__WHAT TO PRODUCE__:
Copy every entry exactly.

__RECORDS PROVIDED__:
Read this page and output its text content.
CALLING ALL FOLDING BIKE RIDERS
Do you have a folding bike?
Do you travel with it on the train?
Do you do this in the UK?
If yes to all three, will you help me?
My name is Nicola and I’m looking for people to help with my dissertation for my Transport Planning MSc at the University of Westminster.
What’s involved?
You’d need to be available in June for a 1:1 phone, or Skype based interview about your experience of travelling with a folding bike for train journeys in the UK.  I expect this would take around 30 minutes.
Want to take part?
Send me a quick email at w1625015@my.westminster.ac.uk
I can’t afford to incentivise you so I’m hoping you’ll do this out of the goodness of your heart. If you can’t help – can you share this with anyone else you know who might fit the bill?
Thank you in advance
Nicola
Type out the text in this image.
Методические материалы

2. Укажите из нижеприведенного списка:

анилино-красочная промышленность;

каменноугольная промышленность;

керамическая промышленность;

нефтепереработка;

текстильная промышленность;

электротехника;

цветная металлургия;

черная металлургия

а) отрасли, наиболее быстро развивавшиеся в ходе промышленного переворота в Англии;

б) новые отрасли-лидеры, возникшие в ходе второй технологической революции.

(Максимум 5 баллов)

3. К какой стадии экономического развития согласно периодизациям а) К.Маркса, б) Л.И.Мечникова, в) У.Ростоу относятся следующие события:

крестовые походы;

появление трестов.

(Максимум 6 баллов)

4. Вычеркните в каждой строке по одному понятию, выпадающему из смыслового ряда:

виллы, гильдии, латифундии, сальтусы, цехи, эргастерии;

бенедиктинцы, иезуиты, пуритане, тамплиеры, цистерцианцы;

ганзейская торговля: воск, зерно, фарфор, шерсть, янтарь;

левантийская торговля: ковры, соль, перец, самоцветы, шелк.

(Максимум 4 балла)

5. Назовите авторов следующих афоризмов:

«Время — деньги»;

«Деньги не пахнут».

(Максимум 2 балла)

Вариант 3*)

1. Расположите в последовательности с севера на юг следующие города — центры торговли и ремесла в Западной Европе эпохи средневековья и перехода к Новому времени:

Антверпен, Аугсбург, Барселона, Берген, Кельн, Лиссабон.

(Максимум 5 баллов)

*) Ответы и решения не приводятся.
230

__WRITTEN RESPONSE__:
Read this page and output its text content.
CALLING ALL FOLDING BIKE RIDERS
Do you have a folding bike?
Do you travel with it on the train?
Do you do this in the UK?
If yes to all three, will you help me?
My name is Nicola and I’m looking for people to help with my dissertation for my Transport Planning MSc at the University of Westminster.
What’s involved?
You’d need to be available in June for a 1:1 phone, or Skype based interview about your experience of travelling with a folding bike for train journeys in the UK.  I expect this would take around 30 minutes.
Want to take part?
Send me a quick email at w1625015@my.westminster.ac.uk
I can’t afford to incentivise you so I’m hoping you’ll do this out of the goodness of your heart. If you can’t help – can you share this with anyone else you know who might fit the bill?
Thank you in advance
Nicola
Type out the text in this image.
Методические материалы

2. Укажите из нижеприведенного списка:

анилино-красочная промышленность;

каменноугольная промышленность;

керамическая промышленность;

нефтепереработка;

текстильная промышленность;

электротехника;

цветная металлургия;

черная металлургия

а) отрасли, наиболее быстро развивавшиеся в ходе промышленного переворота в Англии;

б) новые отрасли-лидеры, возникшие в ходе второй технологической революции.

(Максимум 5 баллов)

3. К какой стадии экономического развития согласно периодизациям а) К.Маркса, б) Л.И.Мечникова, в) У.Ростоу относятся следующие события:

крестовые походы;

появление трестов.

(Максимум 6 баллов)

4. Вычеркните в каждой строке по одному понятию, выпадающему из смыслового ряда:

виллы, гильдии, латифундии, сальтусы, цехи, эргастерии;

бенедиктинцы, иезуиты, пуритане, тамплиеры, цистерцианцы;

ганзейская торговля: воск, зерно, фарфор, шерсть, янтарь;

левантийская торговля: ковры, соль, перец, самоцветы, шелк.

(Максимум 4 балла)

5. Назовите авторов следующих афоризмов:

«Время — деньги»;

«Деньги не пахнут».

(Максимум 2 балла)

Вариант 3*)

1. Расположите в последовательности с севера на юг следующие города — центры торговли и ремесла в Западной Европе эпохи средневековья и перехода к Новому времени:

Антверпен, Аугсбург, Барселона, Берген, Кельн, Лиссабон.

(Максимум 5 баллов)

*) Ответы и решения не приводятся.
230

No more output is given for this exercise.